WHAT YOU ARE ASKED TO DO: Of the lines in the records that follow, how many include the word "formula"? Answer with a bare number.
----- SUPPLIED MATERIAL
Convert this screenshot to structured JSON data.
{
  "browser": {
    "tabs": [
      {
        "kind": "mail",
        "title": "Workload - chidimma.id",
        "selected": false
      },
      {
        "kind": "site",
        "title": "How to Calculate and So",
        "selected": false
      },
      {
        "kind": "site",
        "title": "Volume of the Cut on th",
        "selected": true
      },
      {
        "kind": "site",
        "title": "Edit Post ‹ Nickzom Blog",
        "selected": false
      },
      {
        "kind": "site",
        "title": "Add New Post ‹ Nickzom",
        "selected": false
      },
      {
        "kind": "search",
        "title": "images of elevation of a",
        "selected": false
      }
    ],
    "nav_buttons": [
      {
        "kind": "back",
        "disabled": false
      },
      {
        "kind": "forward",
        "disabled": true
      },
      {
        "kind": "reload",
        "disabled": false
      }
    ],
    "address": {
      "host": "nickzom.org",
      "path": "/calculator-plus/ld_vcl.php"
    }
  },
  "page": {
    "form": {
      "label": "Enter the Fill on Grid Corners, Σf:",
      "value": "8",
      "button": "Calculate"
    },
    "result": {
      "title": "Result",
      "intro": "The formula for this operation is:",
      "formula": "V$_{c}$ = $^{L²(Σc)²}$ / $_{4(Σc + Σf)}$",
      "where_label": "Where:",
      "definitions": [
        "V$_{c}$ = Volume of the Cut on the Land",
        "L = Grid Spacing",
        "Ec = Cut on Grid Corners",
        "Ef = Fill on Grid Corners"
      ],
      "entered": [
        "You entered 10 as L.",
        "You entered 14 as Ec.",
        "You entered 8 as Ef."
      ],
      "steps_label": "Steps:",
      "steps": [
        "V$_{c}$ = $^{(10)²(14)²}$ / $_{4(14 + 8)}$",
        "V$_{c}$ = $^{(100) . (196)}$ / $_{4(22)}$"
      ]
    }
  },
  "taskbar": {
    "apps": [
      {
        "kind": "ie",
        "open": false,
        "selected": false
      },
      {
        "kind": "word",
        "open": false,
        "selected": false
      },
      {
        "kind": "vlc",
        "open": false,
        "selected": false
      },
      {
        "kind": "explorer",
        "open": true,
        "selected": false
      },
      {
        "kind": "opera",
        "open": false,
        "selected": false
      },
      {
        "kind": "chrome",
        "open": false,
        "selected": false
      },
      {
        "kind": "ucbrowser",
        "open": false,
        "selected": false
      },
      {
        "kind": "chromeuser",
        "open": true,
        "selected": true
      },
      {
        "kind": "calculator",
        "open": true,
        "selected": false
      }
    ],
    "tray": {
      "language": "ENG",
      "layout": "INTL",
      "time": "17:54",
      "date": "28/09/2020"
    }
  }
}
----------
COMPLETED TASK: 2